DATA EXTRACT:
■ ■ ■

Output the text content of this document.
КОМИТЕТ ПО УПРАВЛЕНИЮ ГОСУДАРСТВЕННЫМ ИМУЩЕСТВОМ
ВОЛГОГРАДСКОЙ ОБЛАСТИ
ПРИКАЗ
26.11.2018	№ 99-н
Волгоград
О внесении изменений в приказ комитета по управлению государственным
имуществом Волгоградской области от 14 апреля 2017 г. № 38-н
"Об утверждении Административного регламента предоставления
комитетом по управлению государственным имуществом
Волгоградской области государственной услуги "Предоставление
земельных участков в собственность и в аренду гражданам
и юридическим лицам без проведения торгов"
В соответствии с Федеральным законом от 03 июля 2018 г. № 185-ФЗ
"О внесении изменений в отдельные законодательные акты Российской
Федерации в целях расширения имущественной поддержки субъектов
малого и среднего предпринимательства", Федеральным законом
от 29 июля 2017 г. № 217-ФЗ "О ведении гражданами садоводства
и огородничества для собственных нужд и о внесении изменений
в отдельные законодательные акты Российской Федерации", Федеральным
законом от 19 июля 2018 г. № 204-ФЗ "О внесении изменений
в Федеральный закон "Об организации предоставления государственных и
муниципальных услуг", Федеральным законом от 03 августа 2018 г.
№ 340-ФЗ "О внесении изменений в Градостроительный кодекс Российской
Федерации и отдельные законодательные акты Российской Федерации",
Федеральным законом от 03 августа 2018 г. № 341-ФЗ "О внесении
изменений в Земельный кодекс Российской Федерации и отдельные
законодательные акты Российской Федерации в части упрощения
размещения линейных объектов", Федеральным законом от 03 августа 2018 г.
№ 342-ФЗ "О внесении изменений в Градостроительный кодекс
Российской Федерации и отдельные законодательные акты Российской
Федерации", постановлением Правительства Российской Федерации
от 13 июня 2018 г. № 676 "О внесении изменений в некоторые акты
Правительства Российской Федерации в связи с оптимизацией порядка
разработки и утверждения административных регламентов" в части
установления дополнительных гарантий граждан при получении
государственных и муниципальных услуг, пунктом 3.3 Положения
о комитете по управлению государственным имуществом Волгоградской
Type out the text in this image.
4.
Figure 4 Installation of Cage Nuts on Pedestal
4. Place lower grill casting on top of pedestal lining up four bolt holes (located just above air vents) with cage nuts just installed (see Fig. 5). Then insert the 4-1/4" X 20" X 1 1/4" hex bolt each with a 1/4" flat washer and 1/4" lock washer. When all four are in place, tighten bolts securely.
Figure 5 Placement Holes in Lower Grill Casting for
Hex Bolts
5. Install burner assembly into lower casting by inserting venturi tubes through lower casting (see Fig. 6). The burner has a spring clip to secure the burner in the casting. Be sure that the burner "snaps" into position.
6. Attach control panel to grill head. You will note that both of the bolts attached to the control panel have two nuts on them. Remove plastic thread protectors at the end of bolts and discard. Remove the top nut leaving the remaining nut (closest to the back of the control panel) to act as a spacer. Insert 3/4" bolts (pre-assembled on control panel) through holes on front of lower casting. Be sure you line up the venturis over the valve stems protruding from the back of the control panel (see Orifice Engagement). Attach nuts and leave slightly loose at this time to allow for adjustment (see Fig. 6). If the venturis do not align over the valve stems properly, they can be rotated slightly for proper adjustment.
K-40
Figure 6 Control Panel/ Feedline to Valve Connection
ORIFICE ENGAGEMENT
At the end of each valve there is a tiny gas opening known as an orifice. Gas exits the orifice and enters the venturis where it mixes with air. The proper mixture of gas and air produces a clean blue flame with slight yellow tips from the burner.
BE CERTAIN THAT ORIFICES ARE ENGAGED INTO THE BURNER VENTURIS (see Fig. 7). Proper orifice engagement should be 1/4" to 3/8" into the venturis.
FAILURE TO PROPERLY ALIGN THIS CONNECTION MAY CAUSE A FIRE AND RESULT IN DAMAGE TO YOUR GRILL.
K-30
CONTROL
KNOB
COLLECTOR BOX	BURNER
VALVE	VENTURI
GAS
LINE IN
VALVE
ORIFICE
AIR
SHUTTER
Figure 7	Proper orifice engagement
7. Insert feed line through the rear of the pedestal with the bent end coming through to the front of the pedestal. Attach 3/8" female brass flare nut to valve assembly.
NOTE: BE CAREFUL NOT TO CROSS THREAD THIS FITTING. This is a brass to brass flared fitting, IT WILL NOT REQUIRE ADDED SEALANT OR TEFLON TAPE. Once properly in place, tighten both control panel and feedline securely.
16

■ ■ ■

Reply with only the number of lines in the material above where the string "кодекс" appears.

3